↓

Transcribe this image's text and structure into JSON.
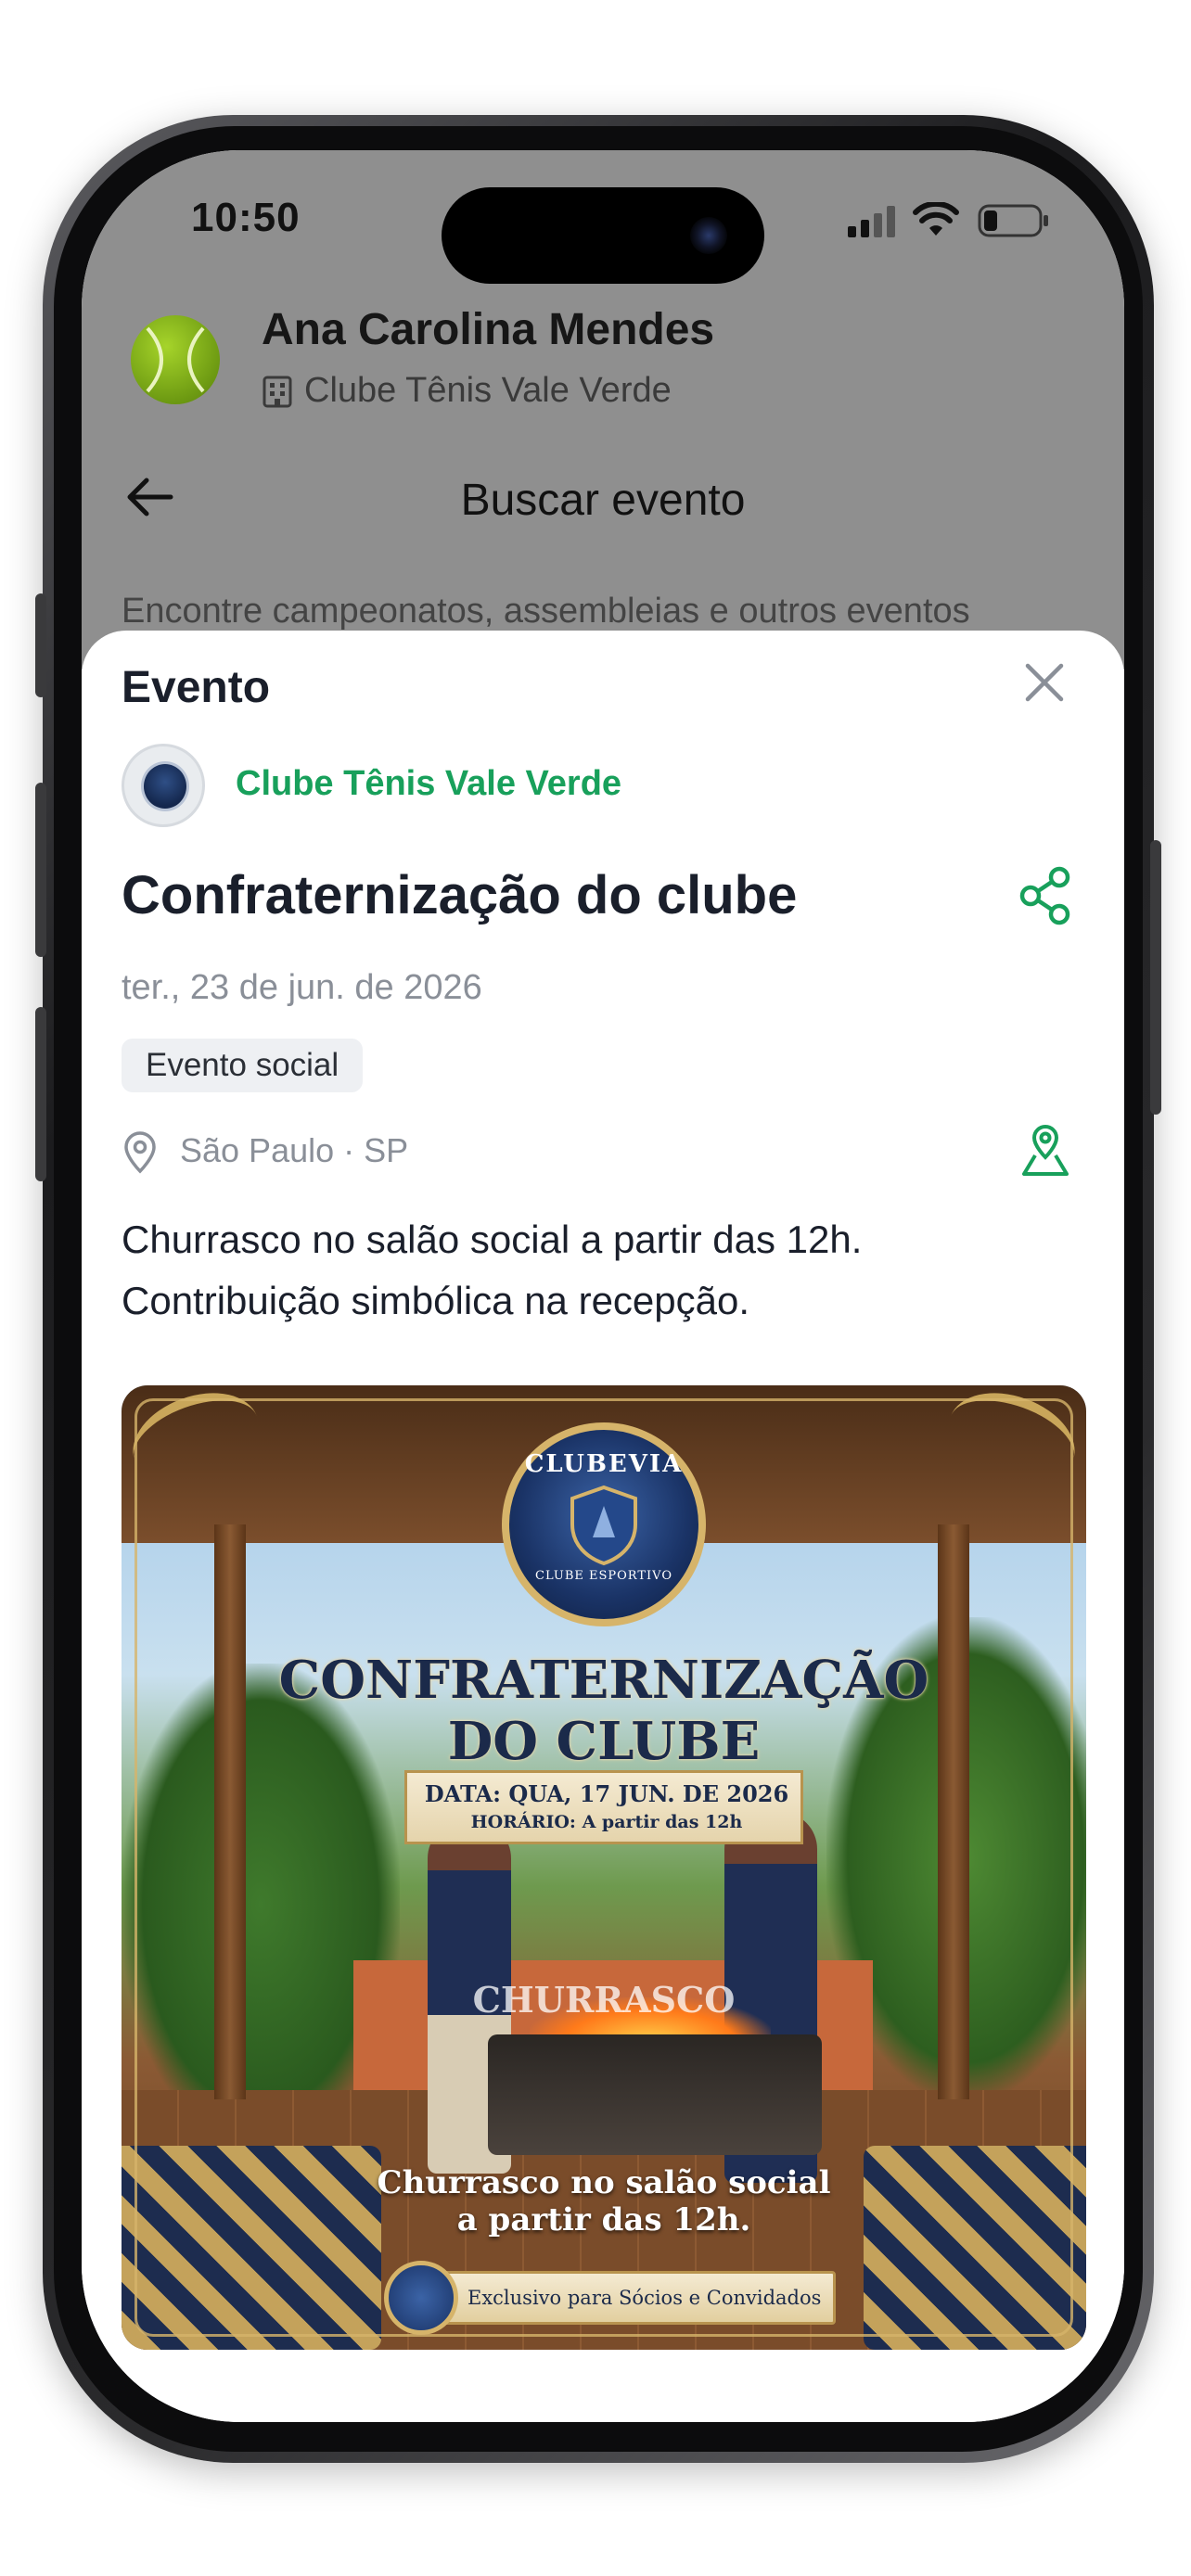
{
  "status_bar": {
    "time": "10:50"
  },
  "profile": {
    "name": "Ana Carolina Mendes",
    "club": "Clube Tênis Vale Verde"
  },
  "header": {
    "title": "Buscar evento"
  },
  "search": {
    "hint": "Encontre campeonatos, assembleias e outros eventos"
  },
  "sheet": {
    "title": "Evento",
    "club_name": "Clube Tênis Vale Verde",
    "event_title": "Confraternização do clube",
    "date": "ter., 23 de jun. de 2026",
    "badge": "Evento social",
    "location": "São Paulo · SP",
    "description_line1": "Churrasco no salão social a partir das 12h.",
    "description_line2": "Contribuição simbólica na recepção."
  },
  "poster": {
    "crest_top": "CLUBEVIA",
    "crest_bottom": "CLUBE ESPORTIVO",
    "title_line1": "CONFRATERNIZAÇÃO",
    "title_line2": "DO CLUBE",
    "date_line": "DATA: QUA, 17 JUN. DE 2026",
    "time_line": "HORÁRIO: A partir das 12h",
    "grill_text": "CHURRASCO",
    "bottom_line1": "Churrasco no salão social",
    "bottom_line2": "a partir das 12h.",
    "exclusive": "Exclusivo para Sócios e Convidados"
  },
  "colors": {
    "accent_green": "#18a05b",
    "text_dark": "#1a1f2b",
    "text_muted": "#8a8f98"
  },
  "icons": [
    "signal-icon",
    "wifi-icon",
    "battery-icon",
    "building-icon",
    "back-arrow-icon",
    "close-icon",
    "share-icon",
    "location-pin-icon",
    "map-pin-icon"
  ]
}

↑

What this task involves - Keep only the lines that hold the string "Verde", and copy them out.

The response -
    "club": "Clube Tênis Vale Verde"
    "club_name": "Clube Tênis Vale Verde",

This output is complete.